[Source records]

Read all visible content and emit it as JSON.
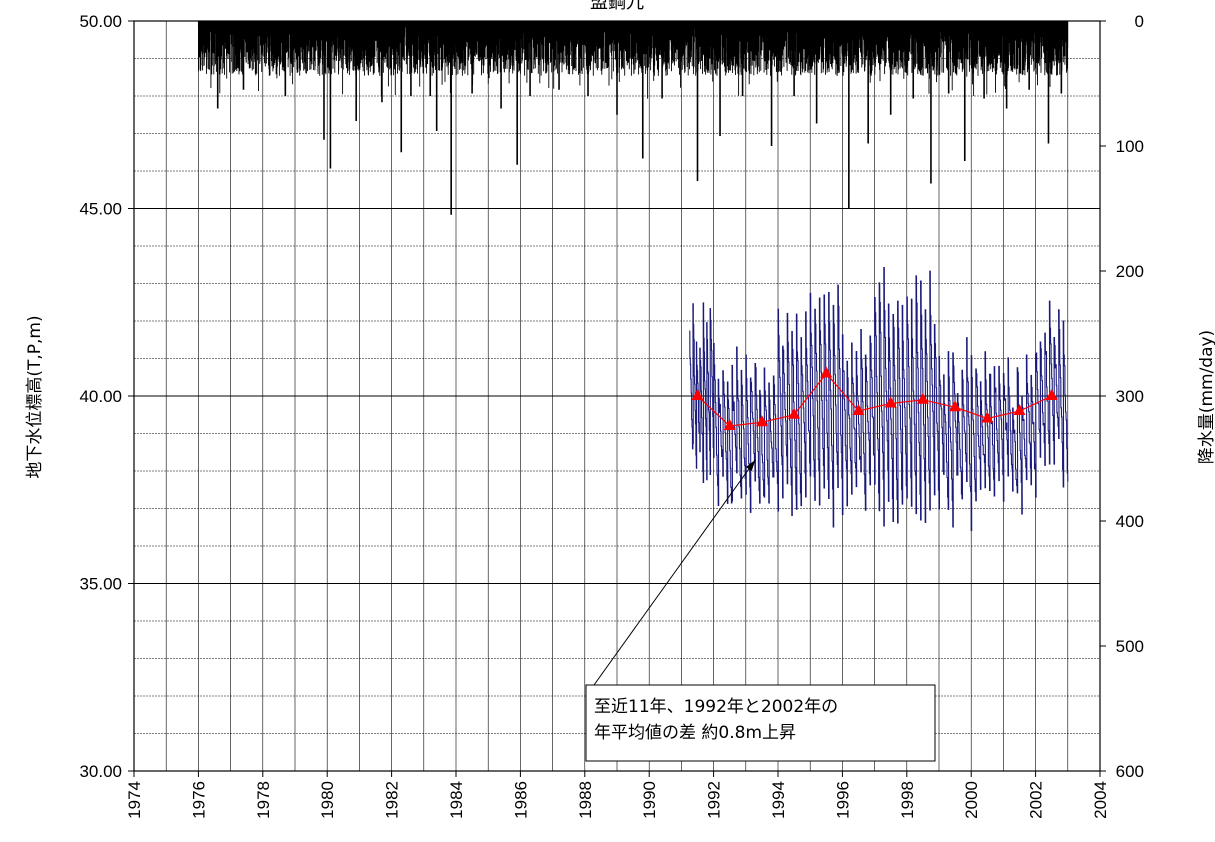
{
  "chart_data": {
    "type": "line",
    "title": "盟鋼九",
    "ylabel": "地下水位標高(T,P,m)",
    "y2label": "降水量(mm/day)",
    "xlim": [
      1974,
      2004
    ],
    "ylim": [
      30,
      50
    ],
    "y2lim": [
      0,
      600
    ],
    "y2_inverted": true,
    "x_ticks": [
      1974,
      1976,
      1978,
      1980,
      1982,
      1984,
      1986,
      1988,
      1990,
      1992,
      1994,
      1996,
      1998,
      2000,
      2002,
      2004
    ],
    "y_ticks": [
      "30.00",
      "35.00",
      "40.00",
      "45.00",
      "50.00"
    ],
    "y2_ticks": [
      0,
      100,
      200,
      300,
      400,
      500,
      600
    ],
    "grid": true,
    "series": [
      {
        "kind": "rain-bars",
        "color": "#000000",
        "x_start": 1976.0,
        "x_end": 2003.0,
        "peaks": [
          {
            "x": 1976.6,
            "y": 70
          },
          {
            "x": 1977.4,
            "y": 55
          },
          {
            "x": 1978.7,
            "y": 60
          },
          {
            "x": 1979.9,
            "y": 95
          },
          {
            "x": 1980.1,
            "y": 118
          },
          {
            "x": 1980.9,
            "y": 80
          },
          {
            "x": 1981.7,
            "y": 65
          },
          {
            "x": 1982.3,
            "y": 105
          },
          {
            "x": 1982.6,
            "y": 60
          },
          {
            "x": 1983.2,
            "y": 60
          },
          {
            "x": 1983.4,
            "y": 88
          },
          {
            "x": 1983.85,
            "y": 155
          },
          {
            "x": 1984.5,
            "y": 58
          },
          {
            "x": 1985.4,
            "y": 70
          },
          {
            "x": 1985.9,
            "y": 115
          },
          {
            "x": 1986.3,
            "y": 60
          },
          {
            "x": 1987.2,
            "y": 55
          },
          {
            "x": 1988.1,
            "y": 60
          },
          {
            "x": 1989.0,
            "y": 75
          },
          {
            "x": 1989.8,
            "y": 110
          },
          {
            "x": 1990.4,
            "y": 62
          },
          {
            "x": 1991.5,
            "y": 128
          },
          {
            "x": 1992.2,
            "y": 92
          },
          {
            "x": 1992.9,
            "y": 60
          },
          {
            "x": 1993.8,
            "y": 100
          },
          {
            "x": 1994.5,
            "y": 60
          },
          {
            "x": 1995.2,
            "y": 82
          },
          {
            "x": 1996.2,
            "y": 150
          },
          {
            "x": 1996.8,
            "y": 98
          },
          {
            "x": 1997.5,
            "y": 75
          },
          {
            "x": 1998.2,
            "y": 62
          },
          {
            "x": 1998.75,
            "y": 130
          },
          {
            "x": 1999.3,
            "y": 58
          },
          {
            "x": 1999.8,
            "y": 112
          },
          {
            "x": 2000.4,
            "y": 62
          },
          {
            "x": 2001.1,
            "y": 70
          },
          {
            "x": 2001.8,
            "y": 55
          },
          {
            "x": 2002.4,
            "y": 98
          },
          {
            "x": 2002.8,
            "y": 58
          }
        ]
      },
      {
        "kind": "groundwater-daily",
        "color": "#1a1a7a",
        "x_start": 1991.25,
        "x_end": 2003.0,
        "annual_ranges": [
          {
            "year": 1991,
            "low": 37.5,
            "high": 42.6
          },
          {
            "year": 1992,
            "low": 36.9,
            "high": 41.3
          },
          {
            "year": 1993,
            "low": 36.8,
            "high": 41.2
          },
          {
            "year": 1994,
            "low": 36.7,
            "high": 42.3
          },
          {
            "year": 1995,
            "low": 36.5,
            "high": 43.0
          },
          {
            "year": 1996,
            "low": 36.8,
            "high": 42.0
          },
          {
            "year": 1997,
            "low": 36.3,
            "high": 43.3
          },
          {
            "year": 1998,
            "low": 36.4,
            "high": 43.1
          },
          {
            "year": 1999,
            "low": 36.6,
            "high": 41.5
          },
          {
            "year": 2000,
            "low": 36.8,
            "high": 41.2
          },
          {
            "year": 2001,
            "low": 37.0,
            "high": 41.0
          },
          {
            "year": 2002,
            "low": 37.5,
            "high": 42.3
          }
        ]
      },
      {
        "kind": "annual-mean",
        "color": "#ff0000",
        "marker": "triangle",
        "x": [
          1991.5,
          1992.5,
          1993.5,
          1994.5,
          1995.5,
          1996.5,
          1997.5,
          1998.5,
          1999.5,
          2000.5,
          2001.5,
          2002.5
        ],
        "y": [
          40.0,
          39.2,
          39.3,
          39.5,
          40.6,
          39.6,
          39.8,
          39.9,
          39.7,
          39.4,
          39.6,
          40.0
        ]
      }
    ],
    "annotation": {
      "lines": [
        "至近11年、1992年と2002年の",
        "年平均値の差  約0.8m上昇"
      ],
      "arrow_to": {
        "x": 1993.3,
        "y": 38.3
      }
    }
  }
}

- _STATED GOAL_
Pictures stay out of the copy; please restate every record above exactly.

- _RESPONSE TO THE EXERCISE_
Read all visible content and emit it as JSON.
{
  "chart_data": {
    "type": "line",
    "title": "盟鋼九",
    "ylabel": "地下水位標高(T,P,m)",
    "y2label": "降水量(mm/day)",
    "xlim": [
      1974,
      2004
    ],
    "ylim": [
      30,
      50
    ],
    "y2lim": [
      0,
      600
    ],
    "y2_inverted": true,
    "x_ticks": [
      1974,
      1976,
      1978,
      1980,
      1982,
      1984,
      1986,
      1988,
      1990,
      1992,
      1994,
      1996,
      1998,
      2000,
      2002,
      2004
    ],
    "y_ticks": [
      "30.00",
      "35.00",
      "40.00",
      "45.00",
      "50.00"
    ],
    "y2_ticks": [
      0,
      100,
      200,
      300,
      400,
      500,
      600
    ],
    "grid": true,
    "series": [
      {
        "kind": "rain-bars",
        "color": "#000000",
        "x_start": 1976.0,
        "x_end": 2003.0,
        "peaks": [
          {
            "x": 1976.6,
            "y": 70
          },
          {
            "x": 1977.4,
            "y": 55
          },
          {
            "x": 1978.7,
            "y": 60
          },
          {
            "x": 1979.9,
            "y": 95
          },
          {
            "x": 1980.1,
            "y": 118
          },
          {
            "x": 1980.9,
            "y": 80
          },
          {
            "x": 1981.7,
            "y": 65
          },
          {
            "x": 1982.3,
            "y": 105
          },
          {
            "x": 1982.6,
            "y": 60
          },
          {
            "x": 1983.2,
            "y": 60
          },
          {
            "x": 1983.4,
            "y": 88
          },
          {
            "x": 1983.85,
            "y": 155
          },
          {
            "x": 1984.5,
            "y": 58
          },
          {
            "x": 1985.4,
            "y": 70
          },
          {
            "x": 1985.9,
            "y": 115
          },
          {
            "x": 1986.3,
            "y": 60
          },
          {
            "x": 1987.2,
            "y": 55
          },
          {
            "x": 1988.1,
            "y": 60
          },
          {
            "x": 1989.0,
            "y": 75
          },
          {
            "x": 1989.8,
            "y": 110
          },
          {
            "x": 1990.4,
            "y": 62
          },
          {
            "x": 1991.5,
            "y": 128
          },
          {
            "x": 1992.2,
            "y": 92
          },
          {
            "x": 1992.9,
            "y": 60
          },
          {
            "x": 1993.8,
            "y": 100
          },
          {
            "x": 1994.5,
            "y": 60
          },
          {
            "x": 1995.2,
            "y": 82
          },
          {
            "x": 1996.2,
            "y": 150
          },
          {
            "x": 1996.8,
            "y": 98
          },
          {
            "x": 1997.5,
            "y": 75
          },
          {
            "x": 1998.2,
            "y": 62
          },
          {
            "x": 1998.75,
            "y": 130
          },
          {
            "x": 1999.3,
            "y": 58
          },
          {
            "x": 1999.8,
            "y": 112
          },
          {
            "x": 2000.4,
            "y": 62
          },
          {
            "x": 2001.1,
            "y": 70
          },
          {
            "x": 2001.8,
            "y": 55
          },
          {
            "x": 2002.4,
            "y": 98
          },
          {
            "x": 2002.8,
            "y": 58
          }
        ]
      },
      {
        "kind": "groundwater-daily",
        "color": "#1a1a7a",
        "x_start": 1991.25,
        "x_end": 2003.0,
        "annual_ranges": [
          {
            "year": 1991,
            "low": 37.5,
            "high": 42.6
          },
          {
            "year": 1992,
            "low": 36.9,
            "high": 41.3
          },
          {
            "year": 1993,
            "low": 36.8,
            "high": 41.2
          },
          {
            "year": 1994,
            "low": 36.7,
            "high": 42.3
          },
          {
            "year": 1995,
            "low": 36.5,
            "high": 43.0
          },
          {
            "year": 1996,
            "low": 36.8,
            "high": 42.0
          },
          {
            "year": 1997,
            "low": 36.3,
            "high": 43.3
          },
          {
            "year": 1998,
            "low": 36.4,
            "high": 43.1
          },
          {
            "year": 1999,
            "low": 36.6,
            "high": 41.5
          },
          {
            "year": 2000,
            "low": 36.8,
            "high": 41.2
          },
          {
            "year": 2001,
            "low": 37.0,
            "high": 41.0
          },
          {
            "year": 2002,
            "low": 37.5,
            "high": 42.3
          }
        ]
      },
      {
        "kind": "annual-mean",
        "color": "#ff0000",
        "marker": "triangle",
        "x": [
          1991.5,
          1992.5,
          1993.5,
          1994.5,
          1995.5,
          1996.5,
          1997.5,
          1998.5,
          1999.5,
          2000.5,
          2001.5,
          2002.5
        ],
        "y": [
          40.0,
          39.2,
          39.3,
          39.5,
          40.6,
          39.6,
          39.8,
          39.9,
          39.7,
          39.4,
          39.6,
          40.0
        ]
      }
    ],
    "annotation": {
      "lines": [
        "至近11年、1992年と2002年の",
        "年平均値の差  約0.8m上昇"
      ],
      "arrow_to": {
        "x": 1993.3,
        "y": 38.3
      }
    }
  }
}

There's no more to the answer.